[Figure collection entries]
──────────────────────────────

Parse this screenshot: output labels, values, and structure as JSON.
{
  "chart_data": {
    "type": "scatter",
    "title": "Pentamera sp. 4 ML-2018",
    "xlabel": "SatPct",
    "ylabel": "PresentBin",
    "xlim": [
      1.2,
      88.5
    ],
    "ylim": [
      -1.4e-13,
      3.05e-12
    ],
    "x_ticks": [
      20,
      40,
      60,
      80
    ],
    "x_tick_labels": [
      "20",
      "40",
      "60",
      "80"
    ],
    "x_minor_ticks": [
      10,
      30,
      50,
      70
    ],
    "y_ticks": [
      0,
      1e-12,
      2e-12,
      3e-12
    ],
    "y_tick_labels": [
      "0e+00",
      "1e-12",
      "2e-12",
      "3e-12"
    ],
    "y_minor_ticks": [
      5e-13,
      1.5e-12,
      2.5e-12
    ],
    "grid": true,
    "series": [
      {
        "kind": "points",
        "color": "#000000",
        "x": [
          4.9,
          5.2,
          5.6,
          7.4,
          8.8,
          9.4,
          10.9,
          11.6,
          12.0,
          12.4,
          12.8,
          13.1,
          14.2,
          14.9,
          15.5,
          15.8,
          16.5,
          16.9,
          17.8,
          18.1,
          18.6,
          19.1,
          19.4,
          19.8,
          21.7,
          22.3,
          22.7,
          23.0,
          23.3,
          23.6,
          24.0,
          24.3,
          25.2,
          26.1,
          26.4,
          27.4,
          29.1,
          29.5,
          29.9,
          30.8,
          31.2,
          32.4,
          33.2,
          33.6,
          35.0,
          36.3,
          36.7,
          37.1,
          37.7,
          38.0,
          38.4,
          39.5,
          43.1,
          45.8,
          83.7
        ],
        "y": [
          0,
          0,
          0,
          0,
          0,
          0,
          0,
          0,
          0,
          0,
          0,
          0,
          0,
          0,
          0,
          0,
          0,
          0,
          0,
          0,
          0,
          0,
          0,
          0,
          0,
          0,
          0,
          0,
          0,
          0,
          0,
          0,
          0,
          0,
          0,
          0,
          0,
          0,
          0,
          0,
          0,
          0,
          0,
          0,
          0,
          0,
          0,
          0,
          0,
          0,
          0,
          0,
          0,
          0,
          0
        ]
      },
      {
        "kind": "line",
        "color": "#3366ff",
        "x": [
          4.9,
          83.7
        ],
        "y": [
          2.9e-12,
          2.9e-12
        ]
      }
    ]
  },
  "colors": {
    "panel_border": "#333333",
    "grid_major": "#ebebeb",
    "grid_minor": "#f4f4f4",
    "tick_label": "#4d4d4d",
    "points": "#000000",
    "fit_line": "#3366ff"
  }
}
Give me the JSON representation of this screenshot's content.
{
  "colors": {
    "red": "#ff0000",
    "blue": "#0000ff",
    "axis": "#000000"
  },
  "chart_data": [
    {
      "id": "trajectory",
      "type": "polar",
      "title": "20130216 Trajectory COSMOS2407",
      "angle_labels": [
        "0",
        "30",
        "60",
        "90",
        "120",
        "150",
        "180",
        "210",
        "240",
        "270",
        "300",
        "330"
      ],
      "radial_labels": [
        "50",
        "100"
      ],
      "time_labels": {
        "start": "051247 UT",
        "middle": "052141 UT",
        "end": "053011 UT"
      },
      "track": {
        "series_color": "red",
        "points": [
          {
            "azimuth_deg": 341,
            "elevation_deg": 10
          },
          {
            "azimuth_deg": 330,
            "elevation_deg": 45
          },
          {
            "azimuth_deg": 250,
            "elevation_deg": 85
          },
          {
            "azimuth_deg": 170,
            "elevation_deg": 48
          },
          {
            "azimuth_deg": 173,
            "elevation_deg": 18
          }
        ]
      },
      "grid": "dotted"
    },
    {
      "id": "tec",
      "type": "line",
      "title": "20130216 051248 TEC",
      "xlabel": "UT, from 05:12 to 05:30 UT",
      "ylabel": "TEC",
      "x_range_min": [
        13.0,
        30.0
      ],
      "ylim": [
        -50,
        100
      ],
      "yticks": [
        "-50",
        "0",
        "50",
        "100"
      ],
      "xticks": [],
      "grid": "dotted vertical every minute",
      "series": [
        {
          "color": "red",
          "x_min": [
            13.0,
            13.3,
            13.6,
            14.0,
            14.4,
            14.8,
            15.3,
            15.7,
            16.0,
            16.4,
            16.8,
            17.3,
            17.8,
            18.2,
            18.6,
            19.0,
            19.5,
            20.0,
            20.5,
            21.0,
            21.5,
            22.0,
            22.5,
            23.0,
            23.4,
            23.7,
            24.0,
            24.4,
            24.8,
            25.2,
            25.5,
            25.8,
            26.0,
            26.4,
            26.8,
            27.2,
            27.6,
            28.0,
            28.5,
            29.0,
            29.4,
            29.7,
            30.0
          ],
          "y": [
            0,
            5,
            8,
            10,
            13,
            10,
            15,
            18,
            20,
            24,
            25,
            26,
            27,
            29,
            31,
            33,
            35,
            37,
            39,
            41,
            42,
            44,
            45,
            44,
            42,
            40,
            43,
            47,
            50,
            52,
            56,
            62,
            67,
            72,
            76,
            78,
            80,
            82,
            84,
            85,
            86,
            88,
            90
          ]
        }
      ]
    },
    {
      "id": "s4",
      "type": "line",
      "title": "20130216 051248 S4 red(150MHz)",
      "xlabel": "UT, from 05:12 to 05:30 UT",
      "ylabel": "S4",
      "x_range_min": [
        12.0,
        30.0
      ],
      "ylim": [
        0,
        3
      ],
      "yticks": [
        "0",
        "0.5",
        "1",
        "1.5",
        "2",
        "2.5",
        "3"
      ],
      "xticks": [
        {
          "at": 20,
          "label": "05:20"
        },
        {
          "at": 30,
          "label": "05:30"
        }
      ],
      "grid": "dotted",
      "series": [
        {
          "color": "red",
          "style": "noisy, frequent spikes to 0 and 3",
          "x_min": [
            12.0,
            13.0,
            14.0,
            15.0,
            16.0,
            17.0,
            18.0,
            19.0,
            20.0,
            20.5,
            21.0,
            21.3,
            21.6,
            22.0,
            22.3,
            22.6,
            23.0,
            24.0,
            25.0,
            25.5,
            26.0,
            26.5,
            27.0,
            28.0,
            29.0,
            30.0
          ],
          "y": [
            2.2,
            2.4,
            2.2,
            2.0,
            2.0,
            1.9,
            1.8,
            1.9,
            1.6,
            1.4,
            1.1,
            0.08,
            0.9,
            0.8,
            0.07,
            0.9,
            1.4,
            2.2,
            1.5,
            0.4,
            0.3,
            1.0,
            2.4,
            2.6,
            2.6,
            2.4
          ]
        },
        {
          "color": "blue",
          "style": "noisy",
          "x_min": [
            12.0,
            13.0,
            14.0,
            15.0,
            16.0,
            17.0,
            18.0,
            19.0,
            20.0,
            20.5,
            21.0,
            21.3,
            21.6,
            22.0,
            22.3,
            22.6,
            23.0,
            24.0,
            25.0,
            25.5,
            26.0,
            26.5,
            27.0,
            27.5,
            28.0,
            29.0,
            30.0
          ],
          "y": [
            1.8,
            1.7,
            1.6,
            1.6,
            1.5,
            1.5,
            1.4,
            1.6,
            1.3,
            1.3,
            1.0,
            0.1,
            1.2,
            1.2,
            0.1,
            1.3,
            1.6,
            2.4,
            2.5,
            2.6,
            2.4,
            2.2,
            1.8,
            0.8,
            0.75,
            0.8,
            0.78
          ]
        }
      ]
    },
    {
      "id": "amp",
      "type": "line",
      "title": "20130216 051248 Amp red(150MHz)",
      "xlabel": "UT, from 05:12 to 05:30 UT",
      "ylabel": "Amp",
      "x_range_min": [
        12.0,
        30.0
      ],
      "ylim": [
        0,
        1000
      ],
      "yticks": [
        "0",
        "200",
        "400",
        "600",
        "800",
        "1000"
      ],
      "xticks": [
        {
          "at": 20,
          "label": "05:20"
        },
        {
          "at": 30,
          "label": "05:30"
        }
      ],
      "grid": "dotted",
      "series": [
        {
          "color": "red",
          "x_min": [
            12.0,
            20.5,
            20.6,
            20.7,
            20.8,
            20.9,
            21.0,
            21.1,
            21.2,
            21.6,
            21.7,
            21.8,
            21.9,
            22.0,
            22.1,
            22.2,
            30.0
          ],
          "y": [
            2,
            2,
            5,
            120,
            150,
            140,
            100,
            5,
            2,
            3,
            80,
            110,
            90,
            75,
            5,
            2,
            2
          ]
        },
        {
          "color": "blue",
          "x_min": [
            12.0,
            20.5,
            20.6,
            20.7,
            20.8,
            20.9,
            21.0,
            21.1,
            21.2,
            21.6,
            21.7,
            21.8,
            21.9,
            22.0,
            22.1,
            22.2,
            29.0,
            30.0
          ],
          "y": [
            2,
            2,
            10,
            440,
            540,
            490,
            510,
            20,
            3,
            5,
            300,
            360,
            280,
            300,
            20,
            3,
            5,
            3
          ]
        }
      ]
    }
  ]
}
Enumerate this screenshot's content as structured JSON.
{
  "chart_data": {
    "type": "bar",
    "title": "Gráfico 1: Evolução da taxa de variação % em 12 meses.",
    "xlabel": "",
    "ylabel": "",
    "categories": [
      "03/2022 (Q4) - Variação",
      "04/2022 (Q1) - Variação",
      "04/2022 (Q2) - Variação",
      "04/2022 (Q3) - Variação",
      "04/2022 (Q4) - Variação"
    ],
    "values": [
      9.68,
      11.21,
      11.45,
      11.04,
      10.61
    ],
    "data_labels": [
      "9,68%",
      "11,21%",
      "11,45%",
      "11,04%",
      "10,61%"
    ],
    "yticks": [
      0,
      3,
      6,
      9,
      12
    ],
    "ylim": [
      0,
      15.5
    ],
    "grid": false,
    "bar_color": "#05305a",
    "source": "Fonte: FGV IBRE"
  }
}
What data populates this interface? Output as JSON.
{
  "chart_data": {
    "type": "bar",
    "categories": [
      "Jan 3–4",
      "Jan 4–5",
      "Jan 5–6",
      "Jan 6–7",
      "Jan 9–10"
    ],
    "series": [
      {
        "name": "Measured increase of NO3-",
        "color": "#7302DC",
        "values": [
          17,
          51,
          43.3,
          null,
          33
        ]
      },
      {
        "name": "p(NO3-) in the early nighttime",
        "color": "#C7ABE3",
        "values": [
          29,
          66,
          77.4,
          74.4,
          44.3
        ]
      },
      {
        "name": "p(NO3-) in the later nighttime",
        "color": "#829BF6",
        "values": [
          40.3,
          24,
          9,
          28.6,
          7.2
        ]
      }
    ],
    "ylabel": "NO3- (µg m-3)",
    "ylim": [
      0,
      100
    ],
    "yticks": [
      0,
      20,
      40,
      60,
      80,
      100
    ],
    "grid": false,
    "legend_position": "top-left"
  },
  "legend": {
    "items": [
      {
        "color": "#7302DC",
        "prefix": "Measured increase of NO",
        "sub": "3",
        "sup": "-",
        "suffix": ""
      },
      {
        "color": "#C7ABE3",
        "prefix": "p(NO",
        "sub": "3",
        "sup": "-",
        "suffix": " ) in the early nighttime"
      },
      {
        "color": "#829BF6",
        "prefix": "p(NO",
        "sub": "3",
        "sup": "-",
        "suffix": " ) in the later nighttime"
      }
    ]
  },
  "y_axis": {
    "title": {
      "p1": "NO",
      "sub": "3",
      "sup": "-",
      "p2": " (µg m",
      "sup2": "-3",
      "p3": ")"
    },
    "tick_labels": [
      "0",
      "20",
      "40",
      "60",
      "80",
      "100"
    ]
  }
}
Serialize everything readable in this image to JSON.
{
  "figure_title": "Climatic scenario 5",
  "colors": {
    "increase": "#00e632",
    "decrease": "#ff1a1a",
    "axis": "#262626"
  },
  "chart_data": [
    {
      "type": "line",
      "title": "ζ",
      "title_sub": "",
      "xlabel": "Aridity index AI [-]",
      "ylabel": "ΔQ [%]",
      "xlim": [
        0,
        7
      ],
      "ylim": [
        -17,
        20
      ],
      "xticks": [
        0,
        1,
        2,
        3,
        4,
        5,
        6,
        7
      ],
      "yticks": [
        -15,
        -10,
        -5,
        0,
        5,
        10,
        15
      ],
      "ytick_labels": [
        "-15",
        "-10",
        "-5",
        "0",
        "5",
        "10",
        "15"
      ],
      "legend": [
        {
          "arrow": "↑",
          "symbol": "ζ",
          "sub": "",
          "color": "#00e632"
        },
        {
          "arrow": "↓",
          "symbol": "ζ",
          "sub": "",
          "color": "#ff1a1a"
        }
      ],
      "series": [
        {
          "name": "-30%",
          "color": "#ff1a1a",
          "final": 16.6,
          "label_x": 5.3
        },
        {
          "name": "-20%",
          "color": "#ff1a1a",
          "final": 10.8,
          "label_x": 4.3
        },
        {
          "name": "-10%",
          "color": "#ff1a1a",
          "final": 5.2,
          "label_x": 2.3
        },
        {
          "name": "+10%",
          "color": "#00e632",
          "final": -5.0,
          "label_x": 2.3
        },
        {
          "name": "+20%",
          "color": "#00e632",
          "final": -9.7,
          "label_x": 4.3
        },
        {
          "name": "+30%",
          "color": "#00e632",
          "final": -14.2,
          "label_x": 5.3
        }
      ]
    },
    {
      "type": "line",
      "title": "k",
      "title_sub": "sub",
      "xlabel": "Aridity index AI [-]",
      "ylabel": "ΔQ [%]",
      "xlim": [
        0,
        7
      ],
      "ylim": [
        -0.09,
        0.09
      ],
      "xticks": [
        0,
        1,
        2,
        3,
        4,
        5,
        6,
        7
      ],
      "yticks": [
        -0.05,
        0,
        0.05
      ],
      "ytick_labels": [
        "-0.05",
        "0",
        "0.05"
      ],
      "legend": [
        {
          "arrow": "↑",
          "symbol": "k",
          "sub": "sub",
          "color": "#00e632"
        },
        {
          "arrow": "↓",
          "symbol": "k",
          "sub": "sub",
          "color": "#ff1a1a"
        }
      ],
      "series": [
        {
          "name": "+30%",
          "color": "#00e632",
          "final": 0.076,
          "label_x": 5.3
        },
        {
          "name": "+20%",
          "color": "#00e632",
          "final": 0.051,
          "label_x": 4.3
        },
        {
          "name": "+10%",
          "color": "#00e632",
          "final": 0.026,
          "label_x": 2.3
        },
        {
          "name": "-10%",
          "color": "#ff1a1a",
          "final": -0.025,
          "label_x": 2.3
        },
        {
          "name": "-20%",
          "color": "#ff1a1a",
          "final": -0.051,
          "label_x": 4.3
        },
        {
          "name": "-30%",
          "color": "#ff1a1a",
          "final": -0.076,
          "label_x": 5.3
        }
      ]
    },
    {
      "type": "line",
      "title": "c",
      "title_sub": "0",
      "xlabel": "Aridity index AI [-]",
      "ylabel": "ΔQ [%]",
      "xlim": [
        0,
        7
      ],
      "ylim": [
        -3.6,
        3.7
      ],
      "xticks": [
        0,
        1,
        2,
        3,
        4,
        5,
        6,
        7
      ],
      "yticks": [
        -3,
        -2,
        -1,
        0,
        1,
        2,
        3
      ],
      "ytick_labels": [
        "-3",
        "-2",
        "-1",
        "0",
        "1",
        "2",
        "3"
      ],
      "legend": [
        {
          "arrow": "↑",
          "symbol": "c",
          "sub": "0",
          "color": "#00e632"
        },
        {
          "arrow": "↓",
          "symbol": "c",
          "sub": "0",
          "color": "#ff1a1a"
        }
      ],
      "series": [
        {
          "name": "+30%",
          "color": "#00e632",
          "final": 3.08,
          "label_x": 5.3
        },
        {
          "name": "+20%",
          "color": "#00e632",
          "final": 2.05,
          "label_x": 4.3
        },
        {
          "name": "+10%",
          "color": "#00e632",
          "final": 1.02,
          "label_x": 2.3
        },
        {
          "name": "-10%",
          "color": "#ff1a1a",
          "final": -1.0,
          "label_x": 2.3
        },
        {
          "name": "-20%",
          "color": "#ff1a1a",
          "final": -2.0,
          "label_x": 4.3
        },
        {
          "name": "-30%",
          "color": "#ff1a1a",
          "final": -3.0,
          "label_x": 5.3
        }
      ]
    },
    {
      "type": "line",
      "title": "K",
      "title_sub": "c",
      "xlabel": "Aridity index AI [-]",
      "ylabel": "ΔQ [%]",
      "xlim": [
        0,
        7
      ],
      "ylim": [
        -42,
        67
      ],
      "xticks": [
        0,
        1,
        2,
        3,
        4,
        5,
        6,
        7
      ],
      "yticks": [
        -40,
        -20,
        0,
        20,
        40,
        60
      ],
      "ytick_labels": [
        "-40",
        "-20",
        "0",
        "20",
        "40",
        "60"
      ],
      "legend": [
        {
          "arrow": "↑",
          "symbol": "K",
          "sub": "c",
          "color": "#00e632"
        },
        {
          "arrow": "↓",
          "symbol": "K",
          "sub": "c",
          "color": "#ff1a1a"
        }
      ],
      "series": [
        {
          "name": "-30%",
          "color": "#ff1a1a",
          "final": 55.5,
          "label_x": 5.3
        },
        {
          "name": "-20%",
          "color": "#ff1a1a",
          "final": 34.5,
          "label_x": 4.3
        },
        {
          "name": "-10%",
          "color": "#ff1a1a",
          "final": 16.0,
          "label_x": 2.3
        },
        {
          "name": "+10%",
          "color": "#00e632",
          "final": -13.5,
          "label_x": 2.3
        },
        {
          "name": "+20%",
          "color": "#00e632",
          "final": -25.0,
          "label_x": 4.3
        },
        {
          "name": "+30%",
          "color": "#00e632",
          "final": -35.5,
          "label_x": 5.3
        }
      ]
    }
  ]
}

──────────────────────────────

- [GOAL]:
Go through the material line by line. Show each line that contains the string "screenshot".

- [SOLUTION TO THE EXERCISE]:
Parse this screenshot: output labels, values, and structure as JSON.
Give me the JSON representation of this screenshot's content.
Enumerate this screenshot's content as structured JSON.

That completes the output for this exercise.